[Begin Given data]

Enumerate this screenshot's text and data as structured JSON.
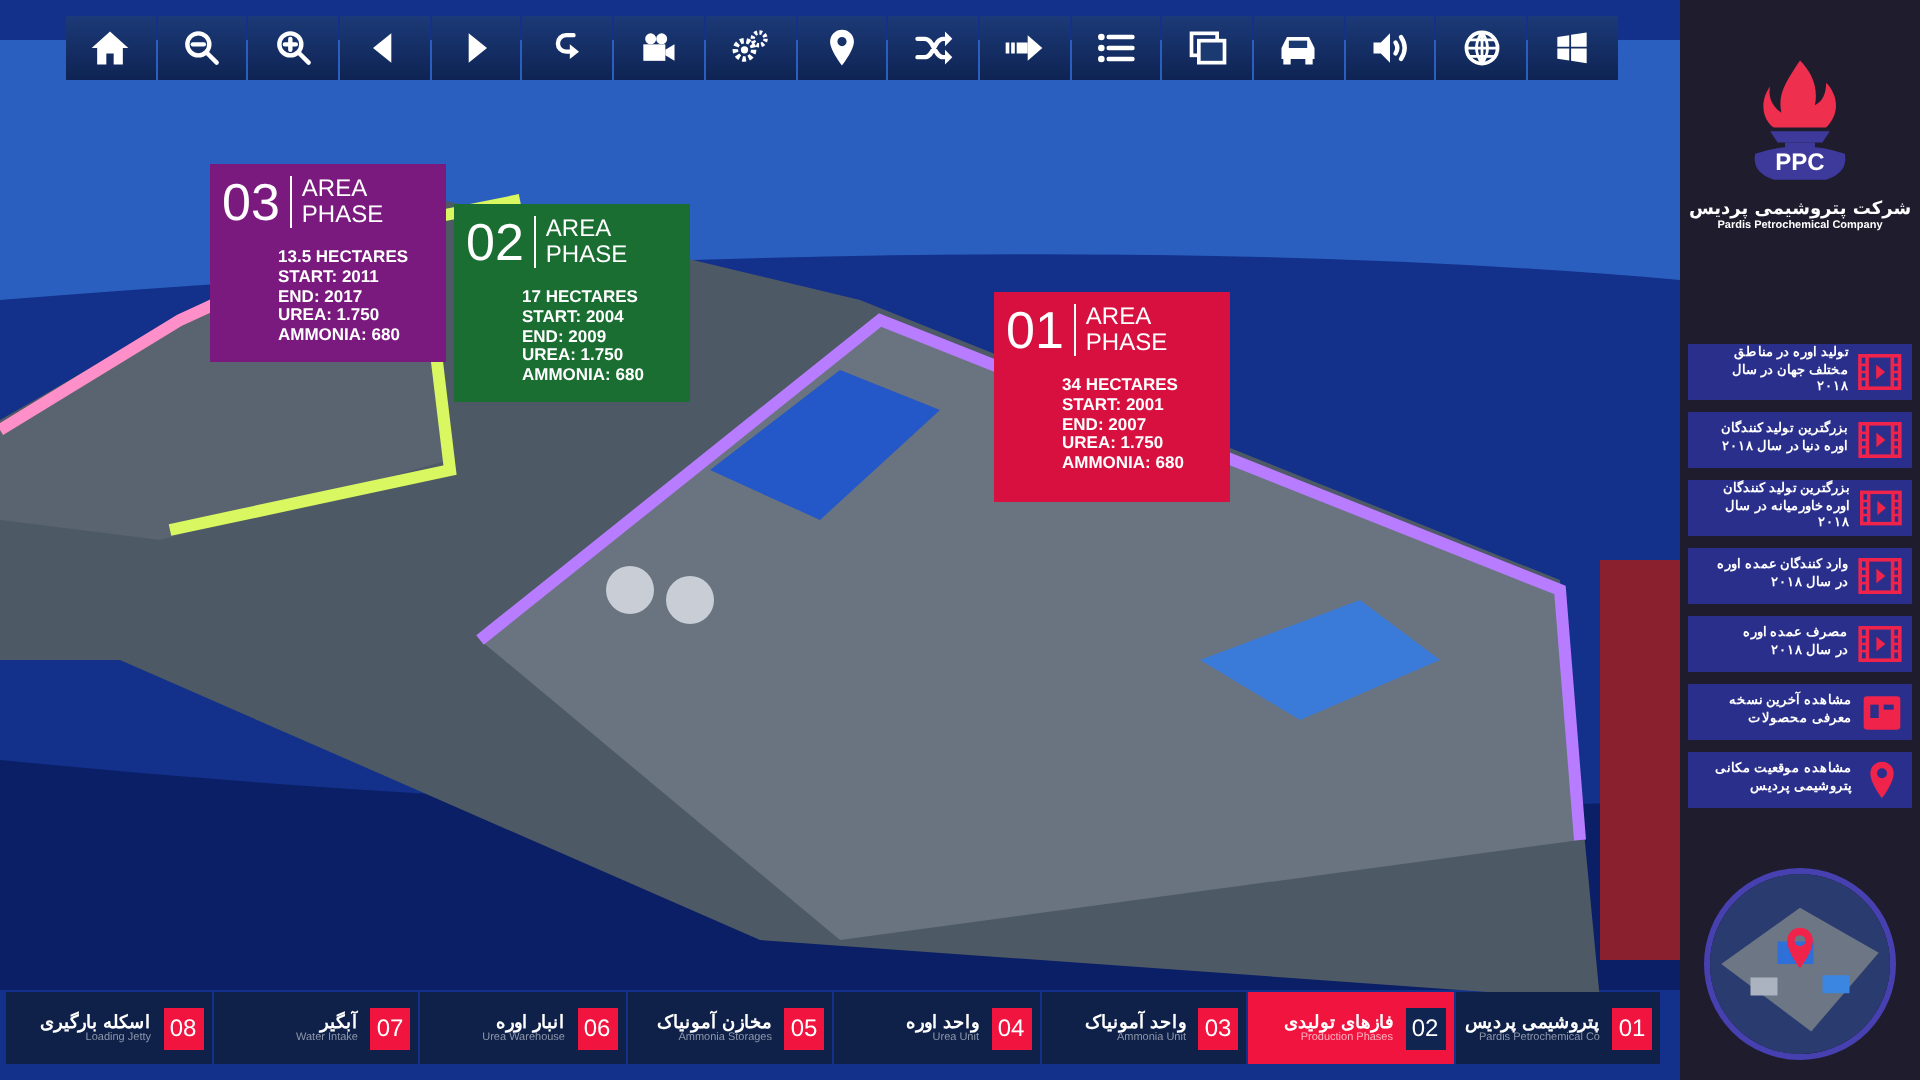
{
  "logo": {
    "mark": "PPC",
    "name": "شرکت پتروشیمی پردیس",
    "name_en": "Pardis Petrochemical Company"
  },
  "phase_cards": [
    {
      "number": "03",
      "title": "AREA\nPHASE",
      "color": "#7a1a7e",
      "details": [
        "13.5 HECTARES",
        "START: 2011",
        "END: 2017",
        "UREA: 1.750",
        "AMMONIA: 680"
      ]
    },
    {
      "number": "02",
      "title": "AREA\nPHASE",
      "color": "#1a6e32",
      "details": [
        "17 HECTARES",
        "START: 2004",
        "END: 2009",
        "UREA: 1.750",
        "AMMONIA: 680"
      ]
    },
    {
      "number": "01",
      "title": "AREA\nPHASE",
      "color": "#d8103f",
      "details": [
        "34 HECTARES",
        "START: 2001",
        "END: 2007",
        "UREA: 1.750",
        "AMMONIA: 680"
      ]
    }
  ],
  "side_menu": [
    {
      "kind": "video",
      "label": "تولید اوره در مناطق\nمختلف جهان در سال ۲۰۱۸"
    },
    {
      "kind": "video",
      "label": "بزرگترین تولید کنندگان\nاوره دنیا در سال ۲۰۱۸"
    },
    {
      "kind": "video",
      "label": "بزرگترین تولید کنندگان\nاوره خاورمیانه در سال ۲۰۱۸"
    },
    {
      "kind": "video",
      "label": "وارد کنندگان عمده اوره\nدر سال ۲۰۱۸"
    },
    {
      "kind": "video",
      "label": "مصرف عمده اوره\nدر سال ۲۰۱۸"
    },
    {
      "kind": "document",
      "label": "مشاهده آخرین نسخه\nمعرفی محصولات"
    },
    {
      "kind": "location",
      "label": "مشاهده موقعیت مکانی\nپتروشیمی پردیس"
    }
  ],
  "bottom_tabs": [
    {
      "number": "01",
      "title": "پتروشیمی پردیس",
      "subtitle": "Pardis Petrochemical Co",
      "selected": false
    },
    {
      "number": "02",
      "title": "فازهای تولیدی",
      "subtitle": "Production Phases",
      "selected": true
    },
    {
      "number": "03",
      "title": "واحد آمونیاک",
      "subtitle": "Ammonia Unit",
      "selected": false
    },
    {
      "number": "04",
      "title": "واحد اوره",
      "subtitle": "Urea Unit",
      "selected": false
    },
    {
      "number": "05",
      "title": "مخازن آمونیاک",
      "subtitle": "Ammonia Storages",
      "selected": false
    },
    {
      "number": "06",
      "title": "انبار اوره",
      "subtitle": "Urea Warehouse",
      "selected": false
    },
    {
      "number": "07",
      "title": "آبگیر",
      "subtitle": "Water Intake",
      "selected": false
    },
    {
      "number": "08",
      "title": "اسکله بارگیری",
      "subtitle": "Loading Jetty",
      "selected": false
    }
  ]
}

[End Given data]

What to do
Lines holding the word "آمونیاک" in the entries above are the ones to pull out. Copy them all.

The response
      "title": "واحد آمونیاک",
      "title": "مخازن آمونیاک",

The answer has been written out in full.